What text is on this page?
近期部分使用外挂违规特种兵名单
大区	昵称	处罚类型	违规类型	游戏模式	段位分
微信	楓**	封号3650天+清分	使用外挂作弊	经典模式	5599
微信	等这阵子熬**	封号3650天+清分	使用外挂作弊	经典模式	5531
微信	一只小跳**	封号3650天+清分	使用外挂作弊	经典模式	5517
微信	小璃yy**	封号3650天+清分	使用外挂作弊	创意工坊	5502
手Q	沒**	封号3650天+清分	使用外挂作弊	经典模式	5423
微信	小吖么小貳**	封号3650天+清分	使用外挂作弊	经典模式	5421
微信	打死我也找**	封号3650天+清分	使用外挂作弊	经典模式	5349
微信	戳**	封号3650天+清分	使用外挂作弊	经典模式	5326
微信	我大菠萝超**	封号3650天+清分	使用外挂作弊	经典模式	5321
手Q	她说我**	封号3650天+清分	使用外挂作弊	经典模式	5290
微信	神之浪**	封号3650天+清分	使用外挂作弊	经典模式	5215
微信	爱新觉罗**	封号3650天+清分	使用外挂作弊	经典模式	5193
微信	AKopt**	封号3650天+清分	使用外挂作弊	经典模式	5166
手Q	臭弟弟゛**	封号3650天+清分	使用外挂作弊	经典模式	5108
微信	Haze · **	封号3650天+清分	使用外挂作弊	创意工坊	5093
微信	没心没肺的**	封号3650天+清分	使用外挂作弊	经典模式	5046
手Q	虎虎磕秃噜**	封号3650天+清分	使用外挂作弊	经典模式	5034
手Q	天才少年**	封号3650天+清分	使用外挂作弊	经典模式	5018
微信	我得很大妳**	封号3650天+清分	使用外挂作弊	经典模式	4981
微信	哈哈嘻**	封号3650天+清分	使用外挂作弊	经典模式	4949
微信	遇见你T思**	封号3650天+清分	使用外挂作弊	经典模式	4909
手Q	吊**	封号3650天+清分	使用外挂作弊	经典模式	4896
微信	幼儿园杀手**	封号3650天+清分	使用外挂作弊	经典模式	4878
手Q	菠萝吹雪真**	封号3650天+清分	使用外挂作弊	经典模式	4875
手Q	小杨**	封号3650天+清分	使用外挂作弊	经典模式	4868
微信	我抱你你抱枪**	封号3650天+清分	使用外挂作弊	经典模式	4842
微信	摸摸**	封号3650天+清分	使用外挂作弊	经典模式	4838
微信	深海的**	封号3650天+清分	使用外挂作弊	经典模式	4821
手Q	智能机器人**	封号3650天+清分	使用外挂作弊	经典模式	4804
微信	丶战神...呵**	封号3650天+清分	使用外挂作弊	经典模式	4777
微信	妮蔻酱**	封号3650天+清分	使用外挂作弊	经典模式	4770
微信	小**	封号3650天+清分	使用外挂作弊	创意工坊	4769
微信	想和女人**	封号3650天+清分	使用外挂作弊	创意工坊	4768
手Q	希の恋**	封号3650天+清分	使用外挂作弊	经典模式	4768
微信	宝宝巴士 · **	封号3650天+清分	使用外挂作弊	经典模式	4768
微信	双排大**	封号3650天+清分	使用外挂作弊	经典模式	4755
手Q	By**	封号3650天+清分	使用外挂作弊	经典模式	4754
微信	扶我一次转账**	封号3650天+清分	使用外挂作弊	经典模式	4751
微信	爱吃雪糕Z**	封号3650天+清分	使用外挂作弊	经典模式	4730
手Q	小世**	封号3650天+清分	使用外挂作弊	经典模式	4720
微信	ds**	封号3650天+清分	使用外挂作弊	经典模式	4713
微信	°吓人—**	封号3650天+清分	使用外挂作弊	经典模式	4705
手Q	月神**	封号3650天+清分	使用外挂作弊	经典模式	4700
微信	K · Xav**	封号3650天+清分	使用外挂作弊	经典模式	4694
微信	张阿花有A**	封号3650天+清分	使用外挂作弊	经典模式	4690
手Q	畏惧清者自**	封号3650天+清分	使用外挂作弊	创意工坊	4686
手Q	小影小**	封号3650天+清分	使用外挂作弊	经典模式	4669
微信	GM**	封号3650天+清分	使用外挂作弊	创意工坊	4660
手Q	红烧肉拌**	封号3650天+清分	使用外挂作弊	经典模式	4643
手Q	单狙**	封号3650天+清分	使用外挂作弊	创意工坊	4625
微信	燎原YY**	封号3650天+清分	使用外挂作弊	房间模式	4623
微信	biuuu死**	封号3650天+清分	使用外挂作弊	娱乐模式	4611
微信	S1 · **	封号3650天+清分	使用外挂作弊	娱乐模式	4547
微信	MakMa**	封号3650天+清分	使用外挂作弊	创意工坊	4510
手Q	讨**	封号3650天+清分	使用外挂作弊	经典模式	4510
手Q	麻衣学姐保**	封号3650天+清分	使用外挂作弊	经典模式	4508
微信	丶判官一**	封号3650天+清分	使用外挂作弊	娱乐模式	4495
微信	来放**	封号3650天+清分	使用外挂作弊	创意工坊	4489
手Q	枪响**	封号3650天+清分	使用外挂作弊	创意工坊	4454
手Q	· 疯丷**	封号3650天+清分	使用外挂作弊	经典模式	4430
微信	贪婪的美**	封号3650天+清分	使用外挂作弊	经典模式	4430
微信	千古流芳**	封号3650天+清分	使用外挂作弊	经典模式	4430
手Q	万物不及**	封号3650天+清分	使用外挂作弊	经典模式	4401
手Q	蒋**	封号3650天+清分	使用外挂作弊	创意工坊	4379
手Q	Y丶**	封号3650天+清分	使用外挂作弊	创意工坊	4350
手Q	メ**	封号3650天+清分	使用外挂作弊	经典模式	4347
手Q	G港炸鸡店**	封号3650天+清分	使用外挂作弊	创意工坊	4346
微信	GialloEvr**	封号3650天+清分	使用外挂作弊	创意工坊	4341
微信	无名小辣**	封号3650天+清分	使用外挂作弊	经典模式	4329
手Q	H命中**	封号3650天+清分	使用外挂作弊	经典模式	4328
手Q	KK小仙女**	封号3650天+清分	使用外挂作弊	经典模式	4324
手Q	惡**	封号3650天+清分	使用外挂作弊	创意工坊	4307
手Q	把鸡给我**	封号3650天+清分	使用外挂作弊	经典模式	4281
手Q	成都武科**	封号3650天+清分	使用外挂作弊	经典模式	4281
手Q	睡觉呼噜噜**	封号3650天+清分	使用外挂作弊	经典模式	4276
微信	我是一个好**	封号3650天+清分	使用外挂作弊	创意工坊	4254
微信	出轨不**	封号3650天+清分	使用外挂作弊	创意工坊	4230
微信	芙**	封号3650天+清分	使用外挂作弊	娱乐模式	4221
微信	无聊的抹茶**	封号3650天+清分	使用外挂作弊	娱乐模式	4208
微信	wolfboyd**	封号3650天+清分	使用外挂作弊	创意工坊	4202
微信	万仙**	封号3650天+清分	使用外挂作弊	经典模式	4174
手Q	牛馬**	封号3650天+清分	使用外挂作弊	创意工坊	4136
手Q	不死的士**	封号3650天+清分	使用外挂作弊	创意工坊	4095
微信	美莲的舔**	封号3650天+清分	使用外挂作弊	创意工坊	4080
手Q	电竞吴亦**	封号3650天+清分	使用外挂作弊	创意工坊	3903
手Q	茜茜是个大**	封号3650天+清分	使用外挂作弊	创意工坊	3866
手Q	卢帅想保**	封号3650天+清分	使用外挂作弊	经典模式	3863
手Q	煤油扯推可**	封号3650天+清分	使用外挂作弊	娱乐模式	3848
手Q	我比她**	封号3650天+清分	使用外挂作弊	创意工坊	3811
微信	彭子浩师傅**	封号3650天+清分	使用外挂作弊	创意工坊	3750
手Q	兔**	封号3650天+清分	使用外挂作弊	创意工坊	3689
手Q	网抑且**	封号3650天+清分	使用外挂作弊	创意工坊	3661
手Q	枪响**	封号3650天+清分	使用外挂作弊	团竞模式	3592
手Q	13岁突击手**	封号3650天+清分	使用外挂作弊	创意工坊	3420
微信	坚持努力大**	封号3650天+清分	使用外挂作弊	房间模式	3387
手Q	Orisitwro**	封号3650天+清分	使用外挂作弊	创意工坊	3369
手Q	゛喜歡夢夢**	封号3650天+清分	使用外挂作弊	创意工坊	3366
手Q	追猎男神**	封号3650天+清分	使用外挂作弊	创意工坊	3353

+ + + + + + +

What is asked: Pull out all lines from the entries above in which the word "房间模式" appears.

Full solution:
微信	燎原YY**	封号3650天+清分	使用外挂作弊	房间模式	4623
微信	坚持努力大**	封号3650天+清分	使用外挂作弊	房间模式	3387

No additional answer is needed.